━━ Information given

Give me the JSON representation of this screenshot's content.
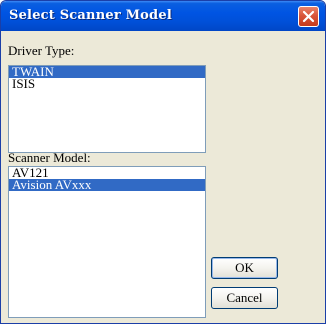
{
  "window": {
    "title": "Select Scanner Model"
  },
  "driver_type": {
    "label": "Driver Type:",
    "items": [
      {
        "label": "TWAIN",
        "selected": true
      },
      {
        "label": "ISIS",
        "selected": false
      }
    ]
  },
  "scanner_model": {
    "label": "Scanner Model:",
    "items": [
      {
        "label": "AV121",
        "selected": false
      },
      {
        "label": "Avision AVxxx",
        "selected": true
      }
    ]
  },
  "buttons": {
    "ok_label": "OK",
    "cancel_label": "Cancel"
  },
  "colors": {
    "titlebar": "#0054e3",
    "selection": "#316ac5",
    "close_button": "#d9553a",
    "dialog_background": "#ece9d8"
  },
  "icons": {
    "close": "close-icon"
  }
}
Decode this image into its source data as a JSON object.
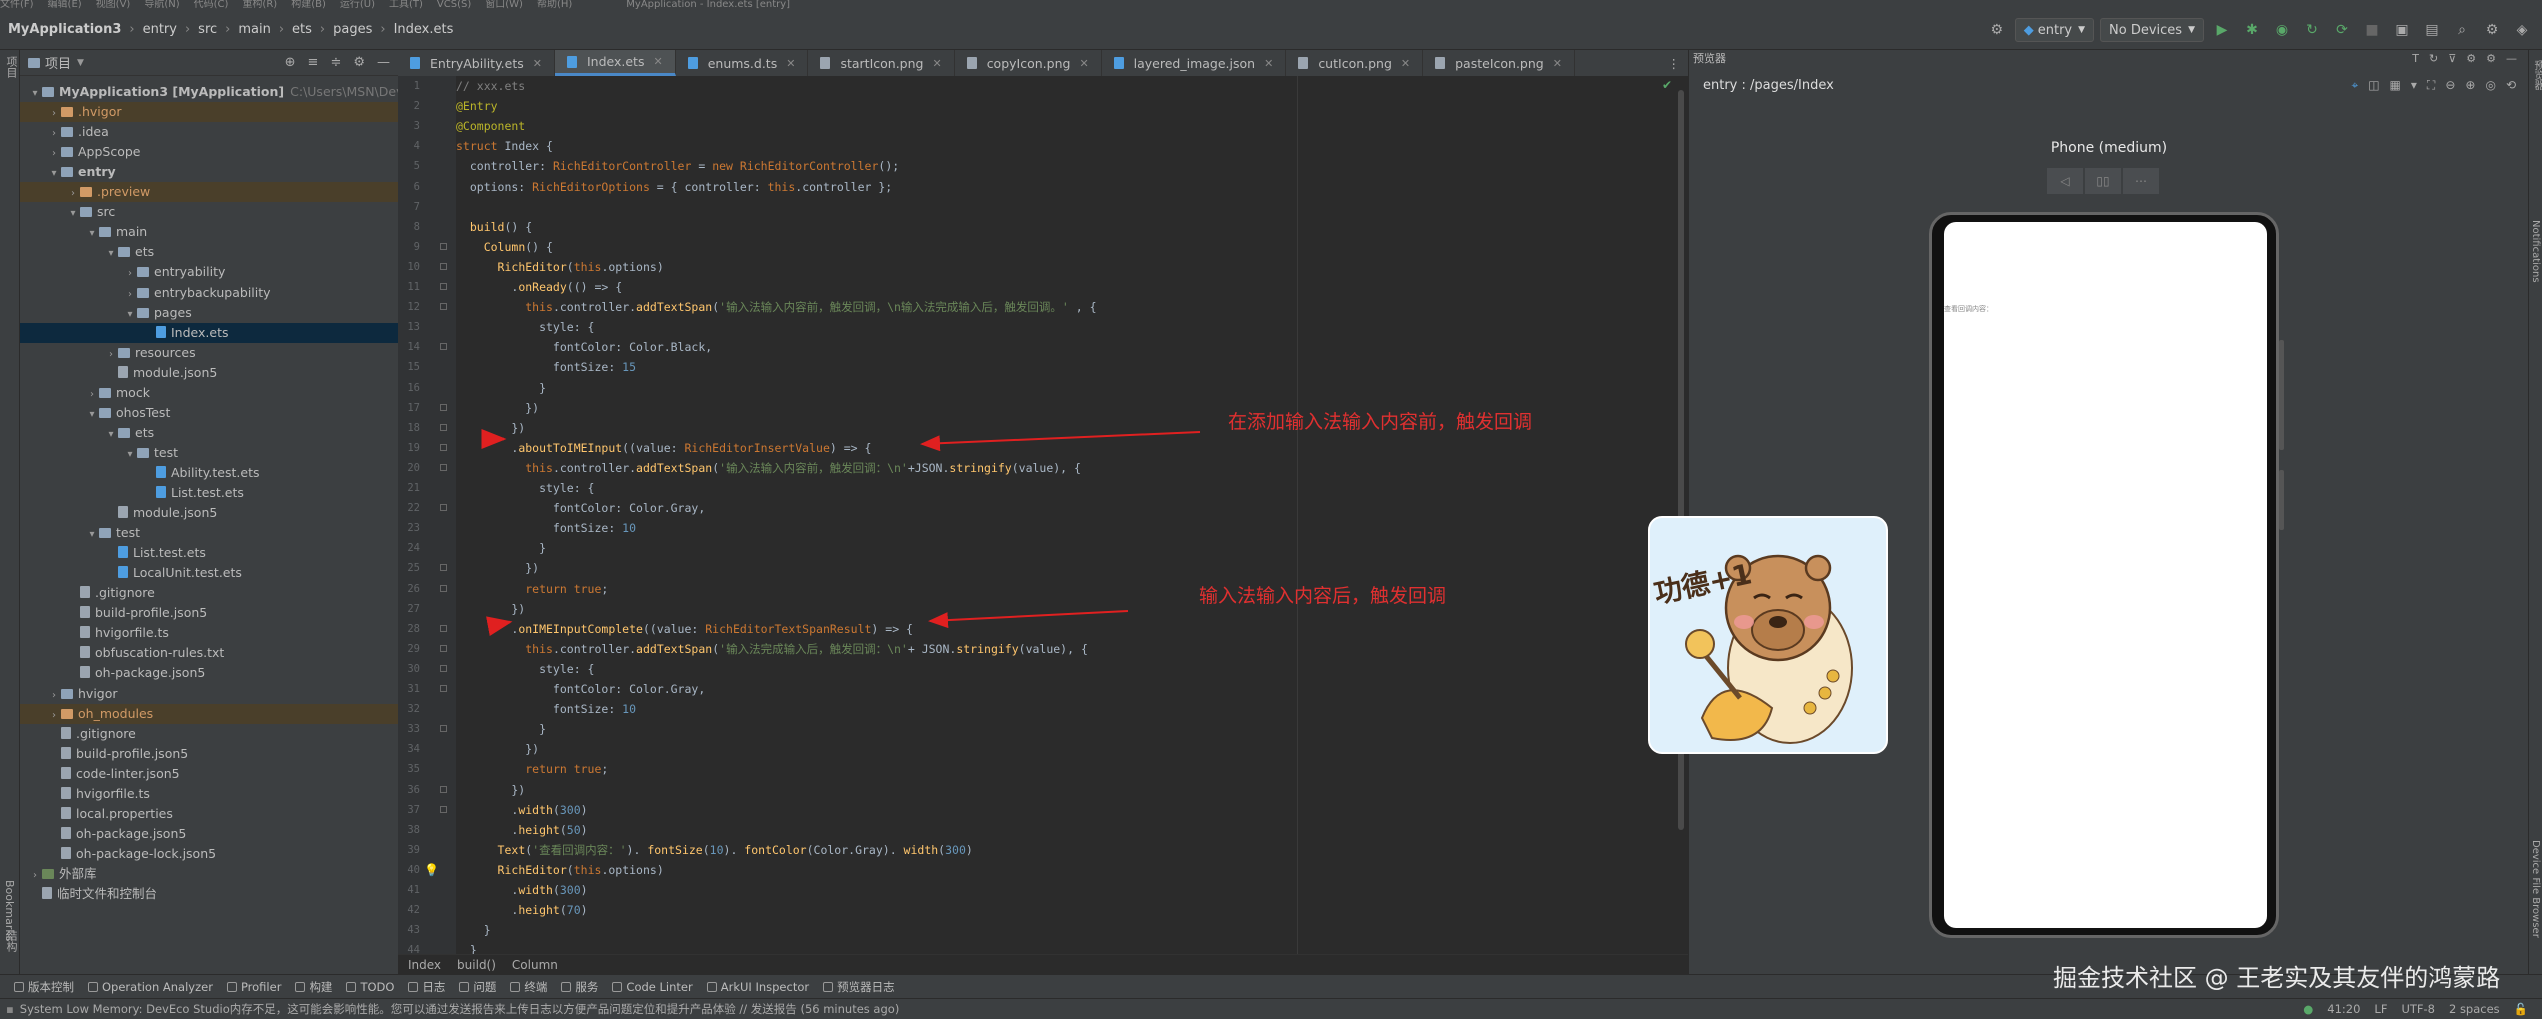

━━━━

▸ Aim
Every line of text is to be repeated exactly; pictures are left out.

▸ Answer to the exercise
Give me the JSON representation of this screenshot's content.
{
  "window": {
    "title": "Select Scanner Model"
  },
  "driver_type": {
    "label": "Driver Type:",
    "items": [
      {
        "label": "TWAIN",
        "selected": true
      },
      {
        "label": "ISIS",
        "selected": false
      }
    ]
  },
  "scanner_model": {
    "label": "Scanner Model:",
    "items": [
      {
        "label": "AV121",
        "selected": false
      },
      {
        "label": "Avision AVxxx",
        "selected": true
      }
    ]
  },
  "buttons": {
    "ok_label": "OK",
    "cancel_label": "Cancel"
  },
  "colors": {
    "titlebar": "#0054e3",
    "selection": "#316ac5",
    "close_button": "#d9553a",
    "dialog_background": "#ece9d8"
  },
  "icons": {
    "close": "close-icon"
  }
}
Decode this image into its source data as a JSON object.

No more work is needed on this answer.